-- Input for this task --
------

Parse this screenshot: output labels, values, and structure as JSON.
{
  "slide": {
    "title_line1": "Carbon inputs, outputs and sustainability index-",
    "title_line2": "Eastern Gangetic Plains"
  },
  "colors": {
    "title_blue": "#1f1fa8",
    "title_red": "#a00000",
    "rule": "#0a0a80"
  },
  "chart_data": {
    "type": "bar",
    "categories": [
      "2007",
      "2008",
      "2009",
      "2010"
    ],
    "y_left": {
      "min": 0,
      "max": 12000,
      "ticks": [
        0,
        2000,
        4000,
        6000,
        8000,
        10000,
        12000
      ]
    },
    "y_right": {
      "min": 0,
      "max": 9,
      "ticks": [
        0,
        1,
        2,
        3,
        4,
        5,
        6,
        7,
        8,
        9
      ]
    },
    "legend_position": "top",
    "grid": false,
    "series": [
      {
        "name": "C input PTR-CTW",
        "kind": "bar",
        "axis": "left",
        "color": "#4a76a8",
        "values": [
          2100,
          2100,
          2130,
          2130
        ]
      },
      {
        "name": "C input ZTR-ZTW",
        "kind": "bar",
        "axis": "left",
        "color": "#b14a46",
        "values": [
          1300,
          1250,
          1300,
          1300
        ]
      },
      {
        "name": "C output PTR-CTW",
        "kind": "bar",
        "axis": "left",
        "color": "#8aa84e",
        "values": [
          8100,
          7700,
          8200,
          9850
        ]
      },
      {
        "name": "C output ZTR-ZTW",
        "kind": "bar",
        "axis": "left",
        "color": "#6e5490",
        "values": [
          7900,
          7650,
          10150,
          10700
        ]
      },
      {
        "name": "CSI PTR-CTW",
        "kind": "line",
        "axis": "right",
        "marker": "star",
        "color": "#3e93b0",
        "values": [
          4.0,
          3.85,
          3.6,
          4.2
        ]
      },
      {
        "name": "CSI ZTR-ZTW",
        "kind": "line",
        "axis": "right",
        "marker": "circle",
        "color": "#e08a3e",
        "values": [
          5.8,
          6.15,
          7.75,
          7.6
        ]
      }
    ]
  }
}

------

-- Work to complete --
Copy all the entries verbatim.

-- Exercise answer --
Parse this screenshot: output labels, values, and structure as JSON.
{
  "slide": {
    "title_line1": "Carbon inputs, outputs and sustainability index-",
    "title_line2": "Eastern Gangetic Plains"
  },
  "colors": {
    "title_blue": "#1f1fa8",
    "title_red": "#a00000",
    "rule": "#0a0a80"
  },
  "chart_data": {
    "type": "bar",
    "categories": [
      "2007",
      "2008",
      "2009",
      "2010"
    ],
    "y_left": {
      "min": 0,
      "max": 12000,
      "ticks": [
        0,
        2000,
        4000,
        6000,
        8000,
        10000,
        12000
      ]
    },
    "y_right": {
      "min": 0,
      "max": 9,
      "ticks": [
        0,
        1,
        2,
        3,
        4,
        5,
        6,
        7,
        8,
        9
      ]
    },
    "legend_position": "top",
    "grid": false,
    "series": [
      {
        "name": "C input PTR-CTW",
        "kind": "bar",
        "axis": "left",
        "color": "#4a76a8",
        "values": [
          2100,
          2100,
          2130,
          2130
        ]
      },
      {
        "name": "C input ZTR-ZTW",
        "kind": "bar",
        "axis": "left",
        "color": "#b14a46",
        "values": [
          1300,
          1250,
          1300,
          1300
        ]
      },
      {
        "name": "C output PTR-CTW",
        "kind": "bar",
        "axis": "left",
        "color": "#8aa84e",
        "values": [
          8100,
          7700,
          8200,
          9850
        ]
      },
      {
        "name": "C output ZTR-ZTW",
        "kind": "bar",
        "axis": "left",
        "color": "#6e5490",
        "values": [
          7900,
          7650,
          10150,
          10700
        ]
      },
      {
        "name": "CSI PTR-CTW",
        "kind": "line",
        "axis": "right",
        "marker": "star",
        "color": "#3e93b0",
        "values": [
          4.0,
          3.85,
          3.6,
          4.2
        ]
      },
      {
        "name": "CSI ZTR-ZTW",
        "kind": "line",
        "axis": "right",
        "marker": "circle",
        "color": "#e08a3e",
        "values": [
          5.8,
          6.15,
          7.75,
          7.6
        ]
      }
    ]
  }
}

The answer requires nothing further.